[Extracted data entries]
** BEGIN **

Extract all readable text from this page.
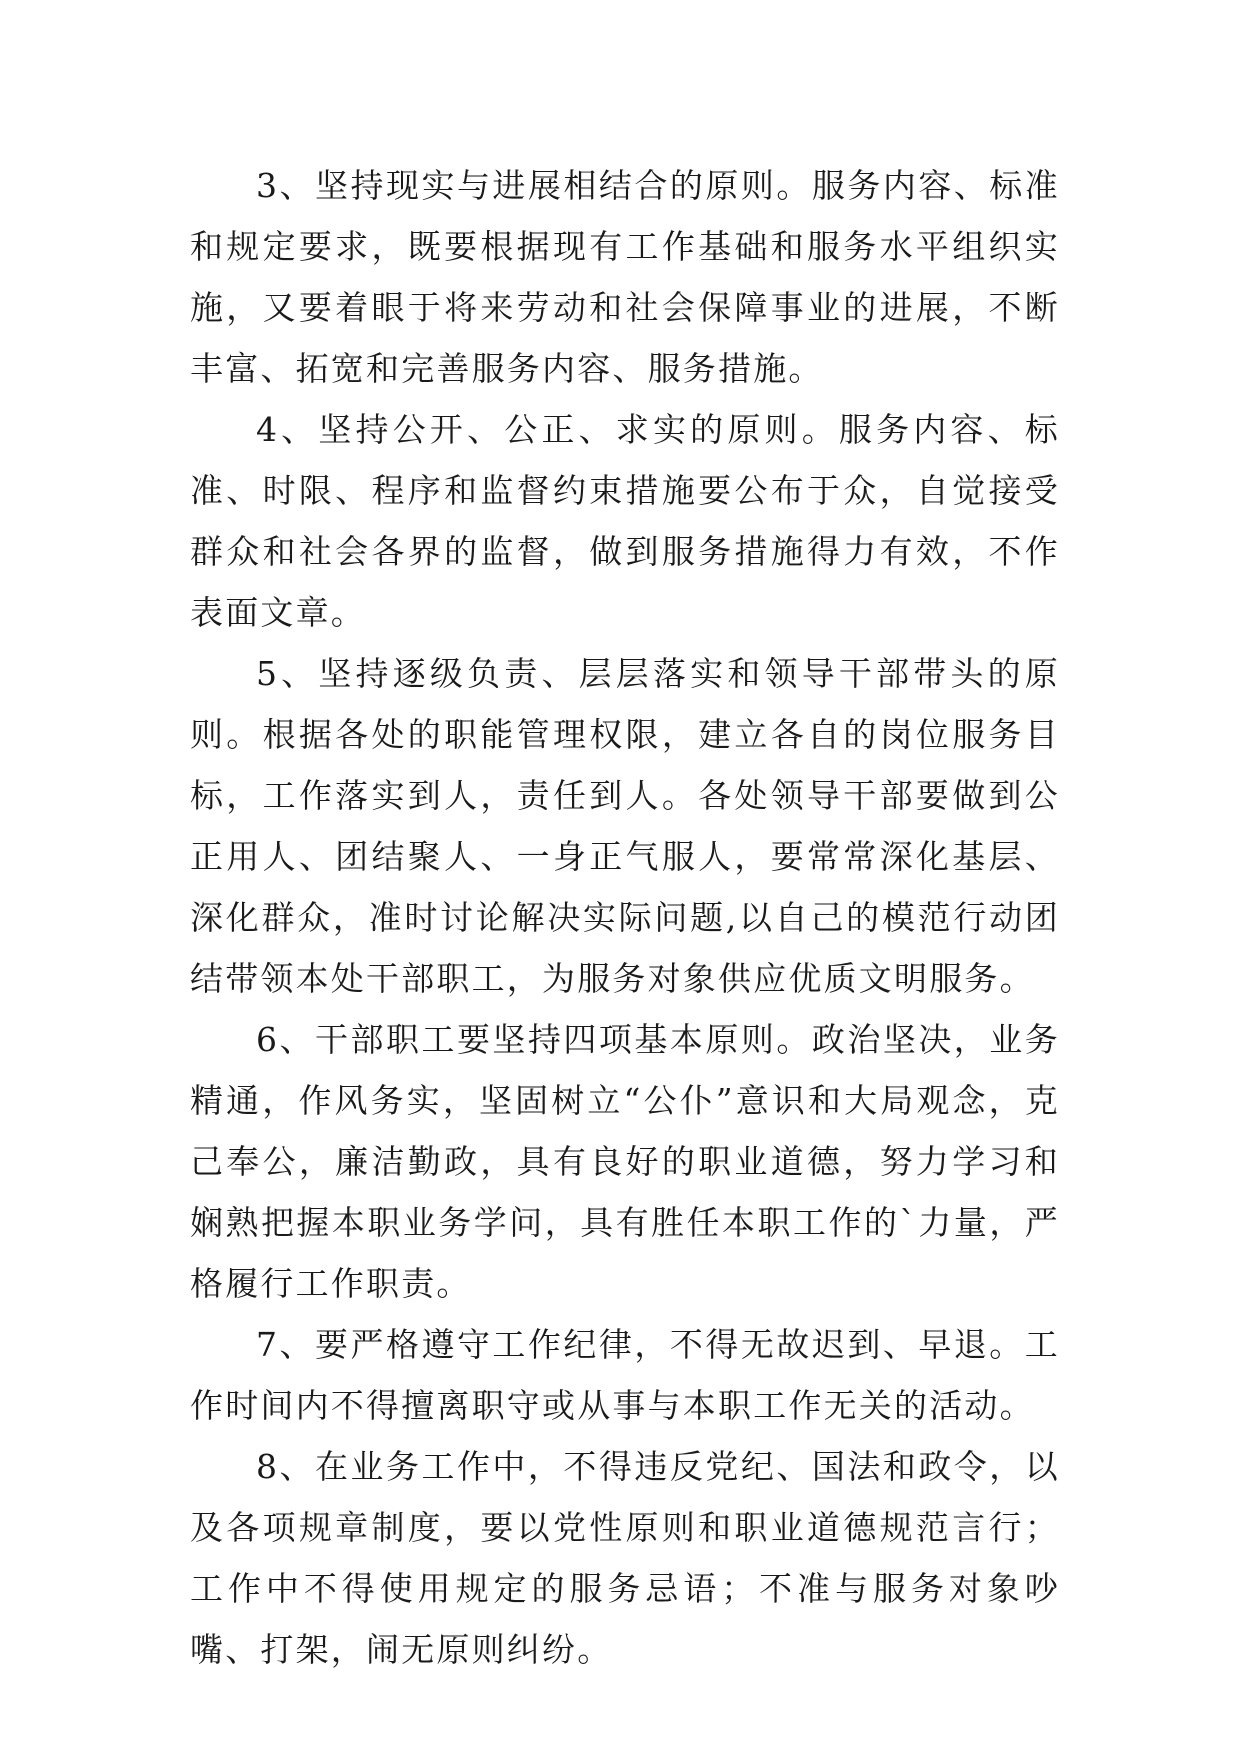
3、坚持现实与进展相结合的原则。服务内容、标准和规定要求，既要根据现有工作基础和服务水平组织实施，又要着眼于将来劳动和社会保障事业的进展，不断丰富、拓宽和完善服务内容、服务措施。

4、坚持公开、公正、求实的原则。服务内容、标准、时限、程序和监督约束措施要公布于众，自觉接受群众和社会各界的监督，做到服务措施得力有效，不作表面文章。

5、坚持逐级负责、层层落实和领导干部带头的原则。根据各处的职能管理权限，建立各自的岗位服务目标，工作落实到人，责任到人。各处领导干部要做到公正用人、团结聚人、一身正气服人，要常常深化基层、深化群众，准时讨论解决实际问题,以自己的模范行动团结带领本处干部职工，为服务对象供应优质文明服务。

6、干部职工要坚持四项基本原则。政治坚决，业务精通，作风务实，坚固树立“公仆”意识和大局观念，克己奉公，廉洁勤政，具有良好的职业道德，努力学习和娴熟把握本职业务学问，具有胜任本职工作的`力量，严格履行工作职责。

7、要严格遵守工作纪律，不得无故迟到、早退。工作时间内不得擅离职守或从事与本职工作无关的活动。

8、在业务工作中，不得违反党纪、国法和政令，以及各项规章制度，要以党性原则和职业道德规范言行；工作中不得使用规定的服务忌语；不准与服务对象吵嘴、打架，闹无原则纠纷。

** END **
** BEGIN **

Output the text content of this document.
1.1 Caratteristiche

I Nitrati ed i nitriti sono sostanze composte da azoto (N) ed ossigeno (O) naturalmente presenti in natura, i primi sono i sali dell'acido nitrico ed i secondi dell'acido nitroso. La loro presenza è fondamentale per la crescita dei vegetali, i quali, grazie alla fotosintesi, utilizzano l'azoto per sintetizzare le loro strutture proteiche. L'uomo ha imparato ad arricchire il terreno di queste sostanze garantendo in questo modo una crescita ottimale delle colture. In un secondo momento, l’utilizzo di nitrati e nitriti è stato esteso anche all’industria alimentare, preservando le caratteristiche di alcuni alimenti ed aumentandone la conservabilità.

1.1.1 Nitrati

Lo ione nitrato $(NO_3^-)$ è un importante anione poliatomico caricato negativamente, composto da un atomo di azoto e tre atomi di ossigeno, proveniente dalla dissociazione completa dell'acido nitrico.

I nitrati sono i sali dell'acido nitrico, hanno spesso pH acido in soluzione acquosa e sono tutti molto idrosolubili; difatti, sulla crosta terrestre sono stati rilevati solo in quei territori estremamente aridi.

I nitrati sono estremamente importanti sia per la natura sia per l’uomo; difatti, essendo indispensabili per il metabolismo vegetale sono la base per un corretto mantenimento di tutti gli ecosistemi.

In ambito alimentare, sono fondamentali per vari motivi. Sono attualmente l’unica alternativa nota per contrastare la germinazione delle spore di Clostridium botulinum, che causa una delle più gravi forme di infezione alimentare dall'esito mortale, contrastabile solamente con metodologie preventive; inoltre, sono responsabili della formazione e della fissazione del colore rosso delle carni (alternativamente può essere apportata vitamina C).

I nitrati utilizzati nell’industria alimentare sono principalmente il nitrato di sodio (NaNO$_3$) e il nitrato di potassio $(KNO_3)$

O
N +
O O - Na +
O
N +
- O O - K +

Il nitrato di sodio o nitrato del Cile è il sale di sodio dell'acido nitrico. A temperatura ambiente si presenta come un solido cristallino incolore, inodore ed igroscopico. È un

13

** END **

■ Exercise requirements
Find the word "nitrato" in the entries, and copy every line it shows up in.

■ Task answer
Lo ione nitrato $(NO_3^-)$ è un importante anione poliatomico caricato negativamente, composto da un atomo di azoto e tre atomi di ossigeno, proveniente dalla dissociazione completa dell'acido nitrico.
I nitrati utilizzati nell’industria alimentare sono principalmente il nitrato di sodio (NaNO$_3$) e il nitrato di potassio $(KNO_3)$
Il nitrato di sodio o nitrato del Cile è il sale di sodio dell'acido nitrico. A temperatura ambiente si presenta come un solido cristallino incolore, inodore ed igroscopico. È un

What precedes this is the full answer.